Work order.
Based on the entries below, how many lines contain the word "BEGINNING"? Respond with only the number.

The input: Begin

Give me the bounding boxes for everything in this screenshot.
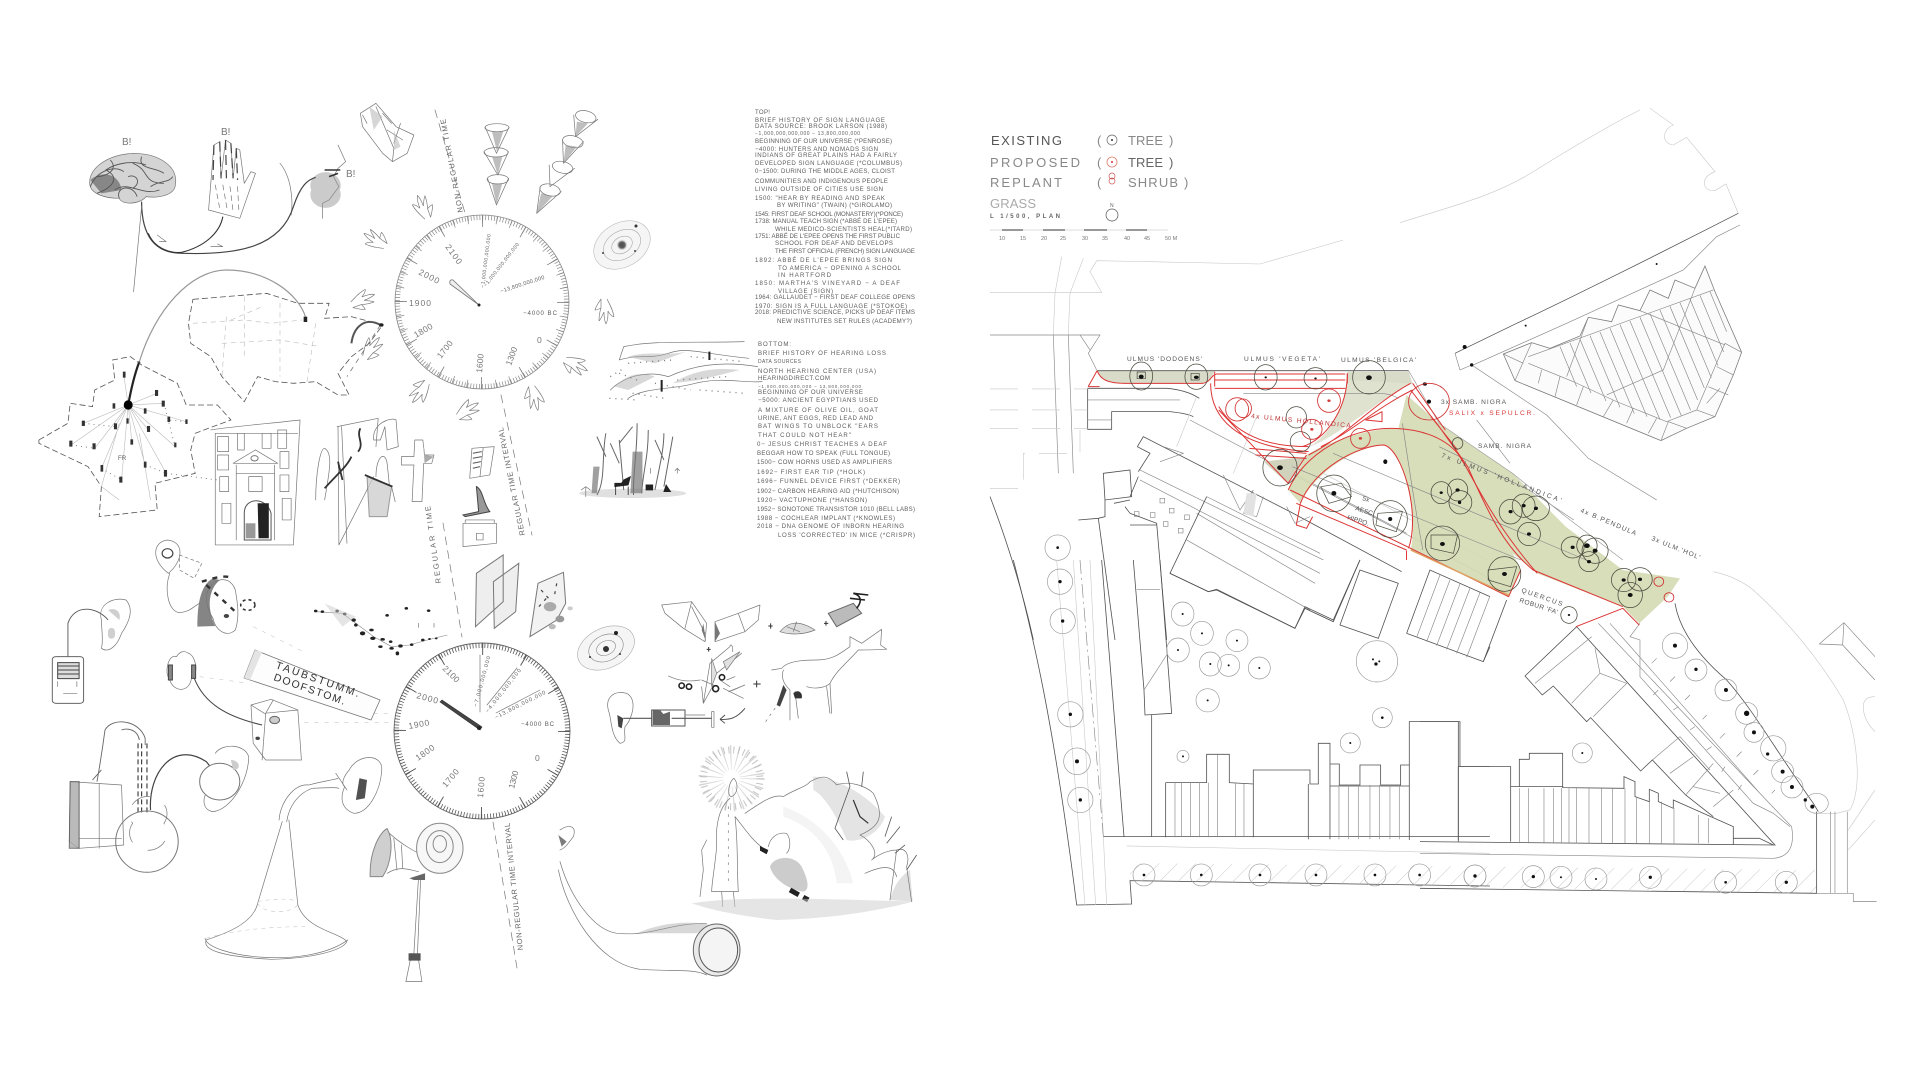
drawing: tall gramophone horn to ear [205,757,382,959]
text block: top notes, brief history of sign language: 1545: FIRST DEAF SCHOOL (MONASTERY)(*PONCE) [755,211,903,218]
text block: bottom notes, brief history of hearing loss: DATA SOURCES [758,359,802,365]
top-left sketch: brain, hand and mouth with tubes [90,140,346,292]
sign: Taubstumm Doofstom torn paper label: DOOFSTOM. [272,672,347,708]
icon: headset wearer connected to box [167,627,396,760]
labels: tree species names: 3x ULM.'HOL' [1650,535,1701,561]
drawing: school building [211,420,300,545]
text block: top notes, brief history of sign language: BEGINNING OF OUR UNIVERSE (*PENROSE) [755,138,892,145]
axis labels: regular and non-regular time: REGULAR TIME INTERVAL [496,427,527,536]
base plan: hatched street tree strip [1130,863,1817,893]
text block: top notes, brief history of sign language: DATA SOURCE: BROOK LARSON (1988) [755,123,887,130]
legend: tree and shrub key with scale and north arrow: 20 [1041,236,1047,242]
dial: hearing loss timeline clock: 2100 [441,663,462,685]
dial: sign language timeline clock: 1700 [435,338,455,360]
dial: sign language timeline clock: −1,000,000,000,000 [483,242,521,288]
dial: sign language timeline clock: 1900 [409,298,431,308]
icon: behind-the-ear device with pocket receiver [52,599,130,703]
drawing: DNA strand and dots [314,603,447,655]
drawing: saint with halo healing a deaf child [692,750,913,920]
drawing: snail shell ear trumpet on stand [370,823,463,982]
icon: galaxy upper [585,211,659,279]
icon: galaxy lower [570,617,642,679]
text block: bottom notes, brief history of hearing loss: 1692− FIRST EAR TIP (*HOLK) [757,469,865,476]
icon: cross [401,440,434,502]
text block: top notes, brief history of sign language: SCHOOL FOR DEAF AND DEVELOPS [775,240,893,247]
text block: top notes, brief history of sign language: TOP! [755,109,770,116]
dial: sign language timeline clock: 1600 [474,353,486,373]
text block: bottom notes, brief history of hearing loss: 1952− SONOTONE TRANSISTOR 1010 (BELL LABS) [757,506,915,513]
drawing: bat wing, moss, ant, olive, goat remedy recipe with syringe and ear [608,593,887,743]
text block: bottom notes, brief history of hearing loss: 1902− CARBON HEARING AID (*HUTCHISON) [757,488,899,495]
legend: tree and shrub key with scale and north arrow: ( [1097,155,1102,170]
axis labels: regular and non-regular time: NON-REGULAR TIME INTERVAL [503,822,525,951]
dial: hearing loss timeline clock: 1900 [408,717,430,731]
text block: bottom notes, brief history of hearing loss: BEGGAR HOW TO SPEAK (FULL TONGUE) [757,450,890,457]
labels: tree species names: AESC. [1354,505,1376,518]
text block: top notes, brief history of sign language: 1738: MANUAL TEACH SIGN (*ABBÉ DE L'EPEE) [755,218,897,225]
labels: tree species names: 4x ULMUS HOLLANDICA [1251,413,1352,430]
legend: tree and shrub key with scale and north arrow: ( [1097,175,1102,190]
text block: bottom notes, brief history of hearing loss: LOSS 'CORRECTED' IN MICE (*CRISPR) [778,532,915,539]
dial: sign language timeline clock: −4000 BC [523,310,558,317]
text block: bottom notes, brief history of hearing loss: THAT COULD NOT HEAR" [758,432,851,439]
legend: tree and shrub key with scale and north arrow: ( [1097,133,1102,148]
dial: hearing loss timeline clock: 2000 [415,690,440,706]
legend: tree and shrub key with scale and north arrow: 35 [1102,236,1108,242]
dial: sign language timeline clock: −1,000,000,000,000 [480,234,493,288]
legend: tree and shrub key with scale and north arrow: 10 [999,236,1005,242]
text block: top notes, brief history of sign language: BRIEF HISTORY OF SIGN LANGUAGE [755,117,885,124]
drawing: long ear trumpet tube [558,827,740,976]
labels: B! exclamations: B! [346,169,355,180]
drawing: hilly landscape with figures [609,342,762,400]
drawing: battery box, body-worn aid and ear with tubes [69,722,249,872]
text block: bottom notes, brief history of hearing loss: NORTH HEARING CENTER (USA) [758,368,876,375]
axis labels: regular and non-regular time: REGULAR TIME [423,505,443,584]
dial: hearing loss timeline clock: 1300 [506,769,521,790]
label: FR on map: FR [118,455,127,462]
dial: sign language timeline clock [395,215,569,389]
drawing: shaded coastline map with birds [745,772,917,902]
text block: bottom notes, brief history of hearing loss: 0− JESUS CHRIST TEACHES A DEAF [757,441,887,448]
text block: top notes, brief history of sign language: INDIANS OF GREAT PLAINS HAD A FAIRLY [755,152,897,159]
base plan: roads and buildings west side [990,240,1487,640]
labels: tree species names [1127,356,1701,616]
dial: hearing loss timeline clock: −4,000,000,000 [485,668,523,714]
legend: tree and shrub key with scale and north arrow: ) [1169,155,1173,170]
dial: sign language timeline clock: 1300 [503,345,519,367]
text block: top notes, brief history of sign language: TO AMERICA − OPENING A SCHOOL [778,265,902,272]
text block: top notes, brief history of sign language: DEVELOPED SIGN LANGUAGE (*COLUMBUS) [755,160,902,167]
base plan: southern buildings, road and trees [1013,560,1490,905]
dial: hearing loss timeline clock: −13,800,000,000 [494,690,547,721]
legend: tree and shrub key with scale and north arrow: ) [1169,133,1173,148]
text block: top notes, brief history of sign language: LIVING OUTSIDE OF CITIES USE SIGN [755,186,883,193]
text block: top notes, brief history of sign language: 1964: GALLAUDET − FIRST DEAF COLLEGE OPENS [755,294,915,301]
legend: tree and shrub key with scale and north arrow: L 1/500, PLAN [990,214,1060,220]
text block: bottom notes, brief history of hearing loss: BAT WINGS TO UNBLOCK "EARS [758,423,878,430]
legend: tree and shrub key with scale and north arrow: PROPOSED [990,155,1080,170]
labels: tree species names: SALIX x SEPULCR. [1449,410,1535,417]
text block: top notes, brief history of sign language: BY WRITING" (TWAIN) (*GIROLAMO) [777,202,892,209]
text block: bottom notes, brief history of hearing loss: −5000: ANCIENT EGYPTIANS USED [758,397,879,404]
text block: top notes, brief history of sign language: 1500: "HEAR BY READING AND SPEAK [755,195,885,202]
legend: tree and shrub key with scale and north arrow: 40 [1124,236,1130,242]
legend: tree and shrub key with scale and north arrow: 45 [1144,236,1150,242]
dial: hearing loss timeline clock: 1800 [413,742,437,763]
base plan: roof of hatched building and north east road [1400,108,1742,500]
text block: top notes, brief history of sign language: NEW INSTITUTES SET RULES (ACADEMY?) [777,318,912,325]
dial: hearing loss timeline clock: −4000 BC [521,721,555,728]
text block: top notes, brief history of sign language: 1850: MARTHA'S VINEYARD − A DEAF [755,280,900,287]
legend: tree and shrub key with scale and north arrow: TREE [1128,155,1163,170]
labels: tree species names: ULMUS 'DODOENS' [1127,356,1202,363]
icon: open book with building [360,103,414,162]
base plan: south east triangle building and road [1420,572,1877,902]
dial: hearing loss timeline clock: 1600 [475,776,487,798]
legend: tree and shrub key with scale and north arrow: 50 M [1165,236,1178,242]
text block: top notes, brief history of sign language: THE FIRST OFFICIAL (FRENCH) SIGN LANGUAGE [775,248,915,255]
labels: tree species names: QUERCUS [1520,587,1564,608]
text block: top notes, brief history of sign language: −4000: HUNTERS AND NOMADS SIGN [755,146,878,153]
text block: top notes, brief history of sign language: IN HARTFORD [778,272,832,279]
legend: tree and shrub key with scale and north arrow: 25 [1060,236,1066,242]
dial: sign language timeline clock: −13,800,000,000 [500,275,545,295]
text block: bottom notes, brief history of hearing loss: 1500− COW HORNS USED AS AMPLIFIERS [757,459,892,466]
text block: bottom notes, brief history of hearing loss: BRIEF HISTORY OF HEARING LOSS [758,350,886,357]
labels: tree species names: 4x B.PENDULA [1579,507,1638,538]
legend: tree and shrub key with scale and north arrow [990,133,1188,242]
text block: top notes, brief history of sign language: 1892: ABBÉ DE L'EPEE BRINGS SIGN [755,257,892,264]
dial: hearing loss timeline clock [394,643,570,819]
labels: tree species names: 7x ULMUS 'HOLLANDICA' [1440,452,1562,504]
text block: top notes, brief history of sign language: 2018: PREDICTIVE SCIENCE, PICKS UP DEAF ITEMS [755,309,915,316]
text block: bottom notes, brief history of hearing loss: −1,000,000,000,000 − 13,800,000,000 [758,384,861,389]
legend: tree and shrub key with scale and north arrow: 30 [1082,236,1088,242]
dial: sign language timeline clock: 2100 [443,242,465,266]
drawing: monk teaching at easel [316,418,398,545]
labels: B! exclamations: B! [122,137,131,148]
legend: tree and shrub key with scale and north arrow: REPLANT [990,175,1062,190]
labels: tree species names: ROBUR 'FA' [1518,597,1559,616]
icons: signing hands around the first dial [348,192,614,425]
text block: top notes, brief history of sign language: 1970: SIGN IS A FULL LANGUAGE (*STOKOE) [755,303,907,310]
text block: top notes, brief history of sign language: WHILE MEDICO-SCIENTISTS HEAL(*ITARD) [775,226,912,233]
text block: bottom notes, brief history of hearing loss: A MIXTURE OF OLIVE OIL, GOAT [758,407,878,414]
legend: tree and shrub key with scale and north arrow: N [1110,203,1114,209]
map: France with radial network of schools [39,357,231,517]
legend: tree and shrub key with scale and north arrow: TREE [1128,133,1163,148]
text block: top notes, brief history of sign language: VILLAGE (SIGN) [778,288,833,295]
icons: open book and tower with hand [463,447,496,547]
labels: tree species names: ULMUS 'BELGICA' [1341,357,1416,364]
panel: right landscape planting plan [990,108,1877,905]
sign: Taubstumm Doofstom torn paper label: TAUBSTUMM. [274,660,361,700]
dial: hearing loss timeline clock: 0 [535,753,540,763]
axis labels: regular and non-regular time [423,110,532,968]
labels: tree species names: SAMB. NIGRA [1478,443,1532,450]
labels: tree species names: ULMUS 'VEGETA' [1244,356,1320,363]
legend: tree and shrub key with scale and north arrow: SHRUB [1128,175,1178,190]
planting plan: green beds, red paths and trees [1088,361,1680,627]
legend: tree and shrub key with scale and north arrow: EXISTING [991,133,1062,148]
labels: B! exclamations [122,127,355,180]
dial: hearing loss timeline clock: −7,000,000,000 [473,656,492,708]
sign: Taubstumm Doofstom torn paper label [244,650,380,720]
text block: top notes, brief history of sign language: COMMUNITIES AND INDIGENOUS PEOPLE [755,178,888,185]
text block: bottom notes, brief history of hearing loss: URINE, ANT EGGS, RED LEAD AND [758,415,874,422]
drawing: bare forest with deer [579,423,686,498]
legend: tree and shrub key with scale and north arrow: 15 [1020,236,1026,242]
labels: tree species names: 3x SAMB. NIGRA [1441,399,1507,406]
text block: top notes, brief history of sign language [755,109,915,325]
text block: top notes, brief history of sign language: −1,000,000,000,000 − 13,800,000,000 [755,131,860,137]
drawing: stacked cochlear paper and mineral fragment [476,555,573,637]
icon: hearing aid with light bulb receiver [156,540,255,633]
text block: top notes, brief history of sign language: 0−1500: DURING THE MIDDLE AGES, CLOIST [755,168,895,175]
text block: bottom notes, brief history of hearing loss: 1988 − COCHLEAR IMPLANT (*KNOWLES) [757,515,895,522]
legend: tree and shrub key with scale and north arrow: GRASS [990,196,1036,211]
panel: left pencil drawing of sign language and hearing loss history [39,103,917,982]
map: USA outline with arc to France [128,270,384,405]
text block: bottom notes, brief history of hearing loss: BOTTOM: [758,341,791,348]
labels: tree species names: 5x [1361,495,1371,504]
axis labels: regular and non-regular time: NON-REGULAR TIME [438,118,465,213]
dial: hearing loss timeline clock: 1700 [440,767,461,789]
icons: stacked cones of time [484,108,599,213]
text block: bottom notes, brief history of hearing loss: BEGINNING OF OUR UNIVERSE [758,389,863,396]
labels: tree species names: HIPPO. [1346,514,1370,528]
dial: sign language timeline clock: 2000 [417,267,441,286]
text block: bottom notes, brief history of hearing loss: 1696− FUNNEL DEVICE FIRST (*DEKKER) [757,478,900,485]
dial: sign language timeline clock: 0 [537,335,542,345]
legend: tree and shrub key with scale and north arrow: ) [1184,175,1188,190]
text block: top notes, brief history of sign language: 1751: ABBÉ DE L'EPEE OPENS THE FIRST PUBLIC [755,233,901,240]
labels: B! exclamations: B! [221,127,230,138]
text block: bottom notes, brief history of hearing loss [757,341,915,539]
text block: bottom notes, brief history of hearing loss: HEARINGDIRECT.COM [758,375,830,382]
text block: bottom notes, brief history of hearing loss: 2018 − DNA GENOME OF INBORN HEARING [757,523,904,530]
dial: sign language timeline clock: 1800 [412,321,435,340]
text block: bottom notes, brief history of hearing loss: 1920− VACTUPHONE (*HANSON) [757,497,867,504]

The input: End

Result of this exercise.
2